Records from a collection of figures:
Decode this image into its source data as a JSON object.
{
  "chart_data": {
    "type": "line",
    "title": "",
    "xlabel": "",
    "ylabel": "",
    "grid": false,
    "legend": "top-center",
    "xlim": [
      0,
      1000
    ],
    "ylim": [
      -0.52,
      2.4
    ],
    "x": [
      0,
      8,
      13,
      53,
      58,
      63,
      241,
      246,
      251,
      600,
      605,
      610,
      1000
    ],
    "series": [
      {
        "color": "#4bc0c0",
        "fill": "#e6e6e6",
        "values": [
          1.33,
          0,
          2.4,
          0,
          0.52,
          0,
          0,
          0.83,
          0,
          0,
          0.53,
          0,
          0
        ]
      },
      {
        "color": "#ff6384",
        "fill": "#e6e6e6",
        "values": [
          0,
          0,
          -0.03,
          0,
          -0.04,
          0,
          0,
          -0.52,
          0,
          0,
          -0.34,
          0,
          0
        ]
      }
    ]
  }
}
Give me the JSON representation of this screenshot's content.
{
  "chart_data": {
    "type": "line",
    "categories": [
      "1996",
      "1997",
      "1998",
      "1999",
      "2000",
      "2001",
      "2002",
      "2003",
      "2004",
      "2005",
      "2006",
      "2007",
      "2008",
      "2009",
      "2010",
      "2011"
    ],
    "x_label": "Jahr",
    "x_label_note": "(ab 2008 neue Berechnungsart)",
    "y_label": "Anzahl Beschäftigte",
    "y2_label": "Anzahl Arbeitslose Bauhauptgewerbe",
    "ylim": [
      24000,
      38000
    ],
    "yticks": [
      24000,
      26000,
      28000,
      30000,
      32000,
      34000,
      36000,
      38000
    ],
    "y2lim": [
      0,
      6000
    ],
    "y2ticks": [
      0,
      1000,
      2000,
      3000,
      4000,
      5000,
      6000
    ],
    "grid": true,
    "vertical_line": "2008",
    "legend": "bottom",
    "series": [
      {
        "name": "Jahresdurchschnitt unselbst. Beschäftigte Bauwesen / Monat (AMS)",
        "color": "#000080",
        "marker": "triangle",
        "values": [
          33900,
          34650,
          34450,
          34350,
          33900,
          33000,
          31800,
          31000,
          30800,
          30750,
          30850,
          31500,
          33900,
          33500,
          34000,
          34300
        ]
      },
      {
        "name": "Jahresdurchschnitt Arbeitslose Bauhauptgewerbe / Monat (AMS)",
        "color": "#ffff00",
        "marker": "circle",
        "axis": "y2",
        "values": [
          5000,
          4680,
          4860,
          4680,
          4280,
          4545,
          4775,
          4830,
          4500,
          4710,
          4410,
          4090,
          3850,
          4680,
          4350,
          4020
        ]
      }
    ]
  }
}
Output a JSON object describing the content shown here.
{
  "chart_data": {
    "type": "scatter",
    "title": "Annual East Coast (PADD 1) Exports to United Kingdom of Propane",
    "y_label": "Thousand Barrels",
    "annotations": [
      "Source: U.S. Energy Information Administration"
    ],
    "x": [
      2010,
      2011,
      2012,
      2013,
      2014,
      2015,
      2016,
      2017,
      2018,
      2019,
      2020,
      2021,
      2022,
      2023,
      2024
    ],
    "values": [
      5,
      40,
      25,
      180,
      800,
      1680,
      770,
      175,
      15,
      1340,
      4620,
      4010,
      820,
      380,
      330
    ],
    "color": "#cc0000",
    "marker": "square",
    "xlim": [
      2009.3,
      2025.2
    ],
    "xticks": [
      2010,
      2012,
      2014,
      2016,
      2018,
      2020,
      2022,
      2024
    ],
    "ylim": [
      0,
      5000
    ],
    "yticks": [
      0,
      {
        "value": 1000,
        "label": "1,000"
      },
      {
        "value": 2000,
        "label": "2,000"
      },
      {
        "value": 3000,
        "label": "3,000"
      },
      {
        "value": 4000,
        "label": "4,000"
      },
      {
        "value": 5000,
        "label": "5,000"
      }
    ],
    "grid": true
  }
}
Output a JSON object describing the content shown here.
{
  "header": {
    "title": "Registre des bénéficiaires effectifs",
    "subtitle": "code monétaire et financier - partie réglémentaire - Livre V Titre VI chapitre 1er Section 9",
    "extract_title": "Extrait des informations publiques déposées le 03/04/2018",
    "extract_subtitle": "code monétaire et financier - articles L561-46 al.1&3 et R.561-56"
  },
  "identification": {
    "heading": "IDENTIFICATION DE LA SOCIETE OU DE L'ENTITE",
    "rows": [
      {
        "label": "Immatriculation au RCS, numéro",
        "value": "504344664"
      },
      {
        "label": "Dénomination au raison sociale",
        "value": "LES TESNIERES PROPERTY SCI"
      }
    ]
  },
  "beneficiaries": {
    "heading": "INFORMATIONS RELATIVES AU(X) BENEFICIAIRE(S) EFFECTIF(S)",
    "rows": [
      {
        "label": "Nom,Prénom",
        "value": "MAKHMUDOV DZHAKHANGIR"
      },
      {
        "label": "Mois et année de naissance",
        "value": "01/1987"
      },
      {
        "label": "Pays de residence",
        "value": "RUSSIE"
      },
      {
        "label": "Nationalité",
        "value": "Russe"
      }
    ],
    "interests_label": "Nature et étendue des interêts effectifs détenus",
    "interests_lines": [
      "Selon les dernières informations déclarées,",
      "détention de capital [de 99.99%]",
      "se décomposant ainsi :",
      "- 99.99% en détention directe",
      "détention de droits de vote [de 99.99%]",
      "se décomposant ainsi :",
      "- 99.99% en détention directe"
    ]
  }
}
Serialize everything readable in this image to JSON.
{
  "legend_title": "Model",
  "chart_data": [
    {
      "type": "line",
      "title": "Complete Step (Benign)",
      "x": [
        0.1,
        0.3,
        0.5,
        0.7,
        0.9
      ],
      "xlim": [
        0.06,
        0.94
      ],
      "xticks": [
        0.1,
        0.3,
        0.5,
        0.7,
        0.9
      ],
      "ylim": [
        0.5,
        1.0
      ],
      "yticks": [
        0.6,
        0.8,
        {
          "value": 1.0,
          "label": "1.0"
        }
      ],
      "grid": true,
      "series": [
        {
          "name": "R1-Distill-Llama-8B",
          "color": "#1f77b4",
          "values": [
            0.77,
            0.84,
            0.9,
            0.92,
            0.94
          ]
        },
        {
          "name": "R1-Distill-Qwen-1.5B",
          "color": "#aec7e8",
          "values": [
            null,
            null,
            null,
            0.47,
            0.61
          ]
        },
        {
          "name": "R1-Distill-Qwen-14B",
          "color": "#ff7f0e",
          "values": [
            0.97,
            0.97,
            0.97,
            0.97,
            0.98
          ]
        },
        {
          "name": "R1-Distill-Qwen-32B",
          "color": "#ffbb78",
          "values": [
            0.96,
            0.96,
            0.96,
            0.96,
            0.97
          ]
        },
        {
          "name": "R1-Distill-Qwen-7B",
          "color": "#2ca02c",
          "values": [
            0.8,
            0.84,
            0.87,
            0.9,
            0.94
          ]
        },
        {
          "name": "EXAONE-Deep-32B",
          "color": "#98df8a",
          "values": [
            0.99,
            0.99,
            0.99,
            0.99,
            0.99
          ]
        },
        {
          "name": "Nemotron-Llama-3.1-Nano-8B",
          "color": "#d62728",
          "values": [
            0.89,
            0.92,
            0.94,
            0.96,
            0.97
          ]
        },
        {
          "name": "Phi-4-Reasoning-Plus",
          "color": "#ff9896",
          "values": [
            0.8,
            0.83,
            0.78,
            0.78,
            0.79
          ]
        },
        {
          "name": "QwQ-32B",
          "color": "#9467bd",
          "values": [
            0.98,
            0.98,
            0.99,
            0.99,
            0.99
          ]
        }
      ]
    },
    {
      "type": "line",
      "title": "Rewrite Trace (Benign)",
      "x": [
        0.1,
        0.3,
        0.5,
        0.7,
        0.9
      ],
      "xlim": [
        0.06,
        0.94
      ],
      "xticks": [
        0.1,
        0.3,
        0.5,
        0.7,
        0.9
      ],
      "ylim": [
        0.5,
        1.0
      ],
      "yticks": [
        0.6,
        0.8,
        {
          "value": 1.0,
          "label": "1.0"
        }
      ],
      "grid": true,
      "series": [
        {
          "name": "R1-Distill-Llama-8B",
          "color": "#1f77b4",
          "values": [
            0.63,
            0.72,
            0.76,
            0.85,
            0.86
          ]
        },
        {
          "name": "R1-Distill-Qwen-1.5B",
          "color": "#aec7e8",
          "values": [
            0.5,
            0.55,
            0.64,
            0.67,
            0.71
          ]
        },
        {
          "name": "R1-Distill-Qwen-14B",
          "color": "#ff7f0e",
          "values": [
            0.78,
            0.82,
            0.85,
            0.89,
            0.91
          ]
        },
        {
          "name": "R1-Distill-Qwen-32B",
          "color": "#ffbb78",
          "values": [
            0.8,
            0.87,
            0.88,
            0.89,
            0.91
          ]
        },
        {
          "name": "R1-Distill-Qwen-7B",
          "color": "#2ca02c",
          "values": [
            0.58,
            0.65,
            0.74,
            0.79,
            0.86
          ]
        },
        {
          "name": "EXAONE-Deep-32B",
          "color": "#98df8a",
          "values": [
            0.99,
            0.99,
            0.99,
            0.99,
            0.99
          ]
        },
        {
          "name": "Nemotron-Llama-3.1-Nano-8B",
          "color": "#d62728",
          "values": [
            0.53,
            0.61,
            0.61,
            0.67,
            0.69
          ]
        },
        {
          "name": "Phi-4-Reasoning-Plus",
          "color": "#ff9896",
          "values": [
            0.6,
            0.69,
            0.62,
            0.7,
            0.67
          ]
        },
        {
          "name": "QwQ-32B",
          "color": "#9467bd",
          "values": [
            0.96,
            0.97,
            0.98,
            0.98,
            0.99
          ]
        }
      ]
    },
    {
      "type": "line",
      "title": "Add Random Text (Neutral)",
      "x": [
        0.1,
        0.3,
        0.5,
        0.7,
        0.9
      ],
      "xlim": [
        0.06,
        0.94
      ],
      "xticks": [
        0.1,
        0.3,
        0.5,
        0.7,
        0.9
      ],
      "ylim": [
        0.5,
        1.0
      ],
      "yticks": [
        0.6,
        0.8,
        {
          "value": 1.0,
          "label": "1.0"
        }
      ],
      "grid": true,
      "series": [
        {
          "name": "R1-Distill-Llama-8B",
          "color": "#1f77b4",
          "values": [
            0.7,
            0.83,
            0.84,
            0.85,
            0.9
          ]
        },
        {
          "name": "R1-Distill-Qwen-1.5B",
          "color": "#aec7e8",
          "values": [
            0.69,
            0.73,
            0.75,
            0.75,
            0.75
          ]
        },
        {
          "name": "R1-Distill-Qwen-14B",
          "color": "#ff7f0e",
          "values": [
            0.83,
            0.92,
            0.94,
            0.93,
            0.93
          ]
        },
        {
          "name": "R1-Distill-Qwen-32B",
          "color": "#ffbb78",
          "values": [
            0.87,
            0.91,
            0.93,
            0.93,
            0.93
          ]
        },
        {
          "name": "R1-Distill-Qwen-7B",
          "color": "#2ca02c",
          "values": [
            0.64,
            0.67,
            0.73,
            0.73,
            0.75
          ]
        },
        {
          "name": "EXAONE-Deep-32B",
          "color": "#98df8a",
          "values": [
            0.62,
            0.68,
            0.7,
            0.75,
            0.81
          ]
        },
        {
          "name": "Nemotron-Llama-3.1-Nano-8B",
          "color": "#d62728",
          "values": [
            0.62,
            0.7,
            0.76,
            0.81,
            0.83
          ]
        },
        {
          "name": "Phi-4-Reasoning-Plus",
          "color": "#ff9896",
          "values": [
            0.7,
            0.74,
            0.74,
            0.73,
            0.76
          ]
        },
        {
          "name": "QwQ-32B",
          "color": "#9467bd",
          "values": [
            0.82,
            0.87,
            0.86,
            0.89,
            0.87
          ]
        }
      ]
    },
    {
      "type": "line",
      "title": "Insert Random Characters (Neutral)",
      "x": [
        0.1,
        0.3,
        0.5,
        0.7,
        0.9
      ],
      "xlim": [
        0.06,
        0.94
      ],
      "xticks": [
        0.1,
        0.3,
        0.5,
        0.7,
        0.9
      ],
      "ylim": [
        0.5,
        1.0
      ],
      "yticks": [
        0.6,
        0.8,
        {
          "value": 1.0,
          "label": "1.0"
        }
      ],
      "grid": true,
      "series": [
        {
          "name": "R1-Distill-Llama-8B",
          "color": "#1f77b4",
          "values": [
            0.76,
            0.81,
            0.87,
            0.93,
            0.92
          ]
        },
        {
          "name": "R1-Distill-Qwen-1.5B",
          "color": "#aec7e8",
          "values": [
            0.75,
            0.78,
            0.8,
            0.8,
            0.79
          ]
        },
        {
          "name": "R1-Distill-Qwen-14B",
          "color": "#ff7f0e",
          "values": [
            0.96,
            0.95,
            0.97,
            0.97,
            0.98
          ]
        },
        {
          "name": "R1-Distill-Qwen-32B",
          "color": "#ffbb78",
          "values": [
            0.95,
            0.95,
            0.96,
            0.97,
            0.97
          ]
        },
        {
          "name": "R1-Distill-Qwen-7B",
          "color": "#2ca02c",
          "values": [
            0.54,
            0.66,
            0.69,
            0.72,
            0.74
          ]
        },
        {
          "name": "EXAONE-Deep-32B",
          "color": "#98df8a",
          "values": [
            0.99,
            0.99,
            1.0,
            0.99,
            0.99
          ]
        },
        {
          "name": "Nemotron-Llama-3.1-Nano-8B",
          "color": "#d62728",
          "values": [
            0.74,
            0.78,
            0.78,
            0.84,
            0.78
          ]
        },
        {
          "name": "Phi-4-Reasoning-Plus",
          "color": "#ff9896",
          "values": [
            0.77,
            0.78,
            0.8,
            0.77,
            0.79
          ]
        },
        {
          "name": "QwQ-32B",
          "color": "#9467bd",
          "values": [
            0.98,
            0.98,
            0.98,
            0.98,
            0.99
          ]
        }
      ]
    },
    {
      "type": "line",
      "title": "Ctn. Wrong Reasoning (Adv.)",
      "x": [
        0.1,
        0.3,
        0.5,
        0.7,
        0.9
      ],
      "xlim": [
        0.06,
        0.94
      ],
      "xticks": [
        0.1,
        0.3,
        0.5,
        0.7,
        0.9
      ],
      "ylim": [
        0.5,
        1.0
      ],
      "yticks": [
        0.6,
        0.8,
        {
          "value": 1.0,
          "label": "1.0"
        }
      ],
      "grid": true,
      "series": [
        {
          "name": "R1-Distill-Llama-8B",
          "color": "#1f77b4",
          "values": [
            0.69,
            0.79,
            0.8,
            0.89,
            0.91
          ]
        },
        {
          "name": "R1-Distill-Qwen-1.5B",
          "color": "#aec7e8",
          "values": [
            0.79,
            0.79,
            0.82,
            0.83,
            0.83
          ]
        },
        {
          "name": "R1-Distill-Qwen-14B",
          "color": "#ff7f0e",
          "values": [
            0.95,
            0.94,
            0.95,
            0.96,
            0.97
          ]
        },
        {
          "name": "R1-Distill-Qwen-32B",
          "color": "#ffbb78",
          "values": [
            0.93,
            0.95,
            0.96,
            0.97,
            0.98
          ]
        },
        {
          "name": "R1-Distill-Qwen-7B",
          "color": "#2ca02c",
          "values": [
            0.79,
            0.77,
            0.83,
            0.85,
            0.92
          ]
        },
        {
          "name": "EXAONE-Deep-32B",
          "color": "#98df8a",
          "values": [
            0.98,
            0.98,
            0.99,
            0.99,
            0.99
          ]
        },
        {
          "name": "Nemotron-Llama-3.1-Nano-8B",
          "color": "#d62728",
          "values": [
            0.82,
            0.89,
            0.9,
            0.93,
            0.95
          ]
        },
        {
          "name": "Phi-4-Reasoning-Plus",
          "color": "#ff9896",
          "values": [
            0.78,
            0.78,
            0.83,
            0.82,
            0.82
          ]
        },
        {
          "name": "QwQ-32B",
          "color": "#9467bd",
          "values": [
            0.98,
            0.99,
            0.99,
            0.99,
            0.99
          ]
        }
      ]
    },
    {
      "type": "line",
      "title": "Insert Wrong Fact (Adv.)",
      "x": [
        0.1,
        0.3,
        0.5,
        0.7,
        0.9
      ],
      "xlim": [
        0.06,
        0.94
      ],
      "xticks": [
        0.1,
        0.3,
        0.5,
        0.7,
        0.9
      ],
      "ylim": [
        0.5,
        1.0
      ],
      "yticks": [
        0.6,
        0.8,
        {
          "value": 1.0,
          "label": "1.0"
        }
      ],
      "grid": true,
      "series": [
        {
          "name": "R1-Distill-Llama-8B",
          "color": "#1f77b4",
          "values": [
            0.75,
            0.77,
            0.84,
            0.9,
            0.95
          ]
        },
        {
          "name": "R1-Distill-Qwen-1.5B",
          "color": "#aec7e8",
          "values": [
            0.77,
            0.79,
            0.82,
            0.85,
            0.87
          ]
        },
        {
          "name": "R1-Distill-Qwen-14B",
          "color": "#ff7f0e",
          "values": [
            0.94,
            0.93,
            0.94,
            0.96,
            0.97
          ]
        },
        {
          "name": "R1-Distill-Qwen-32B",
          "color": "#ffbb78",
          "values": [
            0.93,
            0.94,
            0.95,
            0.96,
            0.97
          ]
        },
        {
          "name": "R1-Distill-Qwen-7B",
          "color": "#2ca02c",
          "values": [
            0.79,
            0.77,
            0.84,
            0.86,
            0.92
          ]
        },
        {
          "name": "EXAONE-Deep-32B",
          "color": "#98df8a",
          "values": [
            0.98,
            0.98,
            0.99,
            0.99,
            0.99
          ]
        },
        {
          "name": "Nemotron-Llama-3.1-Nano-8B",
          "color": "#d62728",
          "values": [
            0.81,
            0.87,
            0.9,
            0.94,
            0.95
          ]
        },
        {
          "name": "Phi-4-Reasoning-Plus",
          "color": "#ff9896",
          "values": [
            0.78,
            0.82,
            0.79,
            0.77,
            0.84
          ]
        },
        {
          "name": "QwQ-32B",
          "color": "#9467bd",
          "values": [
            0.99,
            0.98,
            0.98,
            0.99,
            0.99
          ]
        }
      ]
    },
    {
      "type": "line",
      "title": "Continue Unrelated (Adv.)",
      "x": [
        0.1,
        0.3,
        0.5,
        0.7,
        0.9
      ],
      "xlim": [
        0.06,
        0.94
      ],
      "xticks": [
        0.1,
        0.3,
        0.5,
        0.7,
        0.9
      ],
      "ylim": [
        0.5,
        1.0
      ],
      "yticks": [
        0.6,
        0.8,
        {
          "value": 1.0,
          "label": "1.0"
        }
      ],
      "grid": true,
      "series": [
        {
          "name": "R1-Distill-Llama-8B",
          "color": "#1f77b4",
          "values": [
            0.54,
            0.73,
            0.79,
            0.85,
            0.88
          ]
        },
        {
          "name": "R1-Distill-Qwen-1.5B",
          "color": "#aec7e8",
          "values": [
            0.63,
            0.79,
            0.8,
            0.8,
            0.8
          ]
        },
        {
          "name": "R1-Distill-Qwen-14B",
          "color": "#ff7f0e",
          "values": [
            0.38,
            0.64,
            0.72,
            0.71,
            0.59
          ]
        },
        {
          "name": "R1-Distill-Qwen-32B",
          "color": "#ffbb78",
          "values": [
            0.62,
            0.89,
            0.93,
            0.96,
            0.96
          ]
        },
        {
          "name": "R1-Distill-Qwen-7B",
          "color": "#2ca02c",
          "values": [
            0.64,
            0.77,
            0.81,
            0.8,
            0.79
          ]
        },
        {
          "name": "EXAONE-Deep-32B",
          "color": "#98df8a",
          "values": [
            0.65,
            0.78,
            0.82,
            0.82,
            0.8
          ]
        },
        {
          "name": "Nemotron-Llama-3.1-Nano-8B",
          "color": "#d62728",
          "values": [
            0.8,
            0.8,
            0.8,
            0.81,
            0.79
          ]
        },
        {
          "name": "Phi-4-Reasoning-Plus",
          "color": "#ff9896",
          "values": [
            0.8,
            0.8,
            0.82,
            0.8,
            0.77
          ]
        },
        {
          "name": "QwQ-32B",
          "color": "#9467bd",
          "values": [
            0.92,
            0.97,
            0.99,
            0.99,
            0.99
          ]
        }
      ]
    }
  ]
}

- INSTRUCTION -
Scan the listing above for the word "financier" and show each line where it is found.

- EXPECTED OUTPUT -
    "subtitle": "code monétaire et financier - partie réglémentaire - Livre V Titre VI chapitre 1er Section 9",
    "extract_subtitle": "code monétaire et financier - articles L561-46 al.1&3 et R.561-56"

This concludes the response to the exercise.